**GIVEN INSTRUCTION**
Set down the material below word for word, excluding the pictures.

**RECORDS FOR THE EXERCISE**
■ ■ ■ ■ ■

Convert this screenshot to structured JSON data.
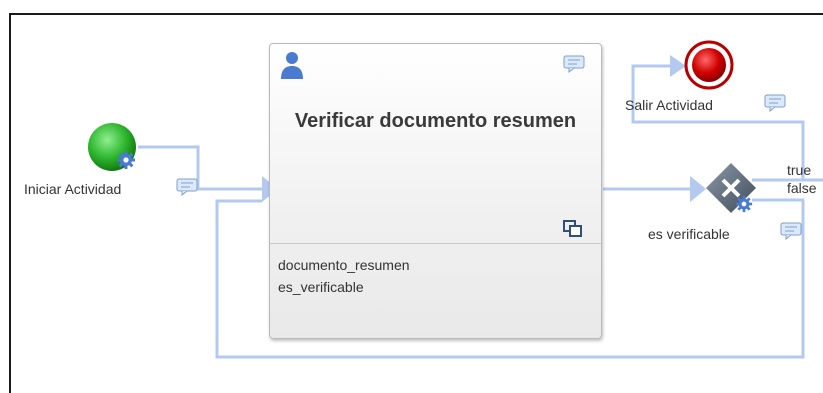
{
  "start_event": {
    "label": "Iniciar Actividad"
  },
  "task": {
    "title": "Verificar documento resumen",
    "variables": [
      "documento_resumen",
      "es_verificable"
    ]
  },
  "gateway": {
    "label": "es verificable"
  },
  "end_event": {
    "label": "Salir Actividad"
  },
  "flows": {
    "true_label": "true",
    "false_label": "false"
  },
  "icons": [
    "gear-icon",
    "comment-icon",
    "user-icon",
    "subprocess-icon",
    "exclusive-gateway-icon"
  ],
  "colors": {
    "start": "#2db52d",
    "end": "#d00000",
    "flow": "#b3c9ef",
    "gateway": "#5a6a7a",
    "accent": "#4b7bd0"
  }
}
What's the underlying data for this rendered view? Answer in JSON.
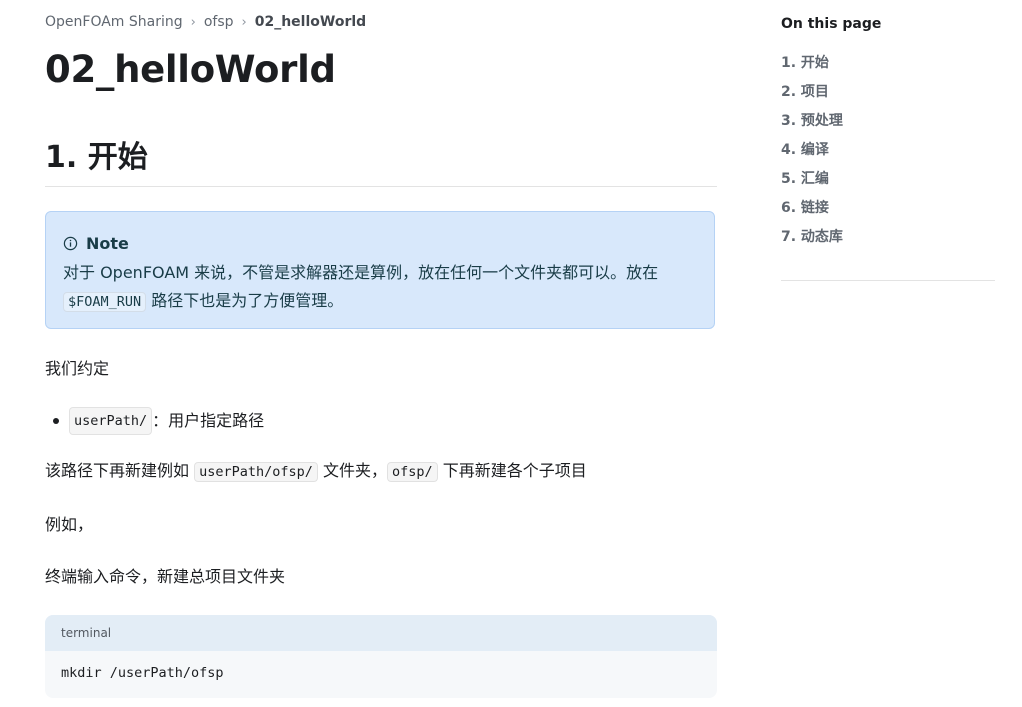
{
  "breadcrumbs": {
    "items": [
      "OpenFOAm Sharing",
      "ofsp"
    ],
    "current": "02_helloWorld"
  },
  "page": {
    "title": "02_helloWorld"
  },
  "section": {
    "heading": "1. 开始"
  },
  "note": {
    "label": "Note",
    "text_1": "对于 OpenFOAM 来说，不管是求解器还是算例，放在任何一个文件夹都可以。放在",
    "code": "$FOAM_RUN",
    "text_2": " 路径下也是为了方便管理。"
  },
  "content": {
    "convention": "我们约定",
    "bullet_code": "userPath/",
    "bullet_text": "：用户指定路径",
    "para2_a": "该路径下再新建例如 ",
    "para2_code1": "userPath/ofsp/",
    "para2_b": " 文件夹，",
    "para2_code2": "ofsp/",
    "para2_c": " 下再新建各个子项目",
    "example": "例如，",
    "terminal_instruction": "终端输入命令，新建总项目文件夹"
  },
  "codeblock": {
    "title": "terminal",
    "code": "mkdir /userPath/ofsp"
  },
  "toc": {
    "title": "On this page",
    "items": [
      "1. 开始",
      "2. 项目",
      "3. 预处理",
      "4. 编译",
      "5. 汇编",
      "6. 链接",
      "7. 动态库"
    ]
  },
  "colors": {
    "note_bg": "#d8e8fb",
    "note_border": "#b5d2f5",
    "note_text": "#193c47",
    "code_title_bg": "#e3edf6",
    "code_bg": "#f6f8fa"
  },
  "icons": {
    "breadcrumb_separator": "chevron-right-icon",
    "note": "info-icon"
  }
}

■ ■ ■ ■ ■

**EXERCISE OUTPUT**
Convert this screenshot to structured JSON data.
{
  "start_event": {
    "label": "Iniciar Actividad"
  },
  "task": {
    "title": "Verificar documento resumen",
    "variables": [
      "documento_resumen",
      "es_verificable"
    ]
  },
  "gateway": {
    "label": "es verificable"
  },
  "end_event": {
    "label": "Salir Actividad"
  },
  "flows": {
    "true_label": "true",
    "false_label": "false"
  },
  "icons": [
    "gear-icon",
    "comment-icon",
    "user-icon",
    "subprocess-icon",
    "exclusive-gateway-icon"
  ],
  "colors": {
    "start": "#2db52d",
    "end": "#d00000",
    "flow": "#b3c9ef",
    "gateway": "#5a6a7a",
    "accent": "#4b7bd0"
  }
}
What's the underlying data for this rendered view? Answer in JSON.
{
  "breadcrumbs": {
    "items": [
      "OpenFOAm Sharing",
      "ofsp"
    ],
    "current": "02_helloWorld"
  },
  "page": {
    "title": "02_helloWorld"
  },
  "section": {
    "heading": "1. 开始"
  },
  "note": {
    "label": "Note",
    "text_1": "对于 OpenFOAM 来说，不管是求解器还是算例，放在任何一个文件夹都可以。放在",
    "code": "$FOAM_RUN",
    "text_2": " 路径下也是为了方便管理。"
  },
  "content": {
    "convention": "我们约定",
    "bullet_code": "userPath/",
    "bullet_text": "：用户指定路径",
    "para2_a": "该路径下再新建例如 ",
    "para2_code1": "userPath/ofsp/",
    "para2_b": " 文件夹，",
    "para2_code2": "ofsp/",
    "para2_c": " 下再新建各个子项目",
    "example": "例如，",
    "terminal_instruction": "终端输入命令，新建总项目文件夹"
  },
  "codeblock": {
    "title": "terminal",
    "code": "mkdir /userPath/ofsp"
  },
  "toc": {
    "title": "On this page",
    "items": [
      "1. 开始",
      "2. 项目",
      "3. 预处理",
      "4. 编译",
      "5. 汇编",
      "6. 链接",
      "7. 动态库"
    ]
  },
  "colors": {
    "note_bg": "#d8e8fb",
    "note_border": "#b5d2f5",
    "note_text": "#193c47",
    "code_title_bg": "#e3edf6",
    "code_bg": "#f6f8fa"
  },
  "icons": {
    "breadcrumb_separator": "chevron-right-icon",
    "note": "info-icon"
  }
}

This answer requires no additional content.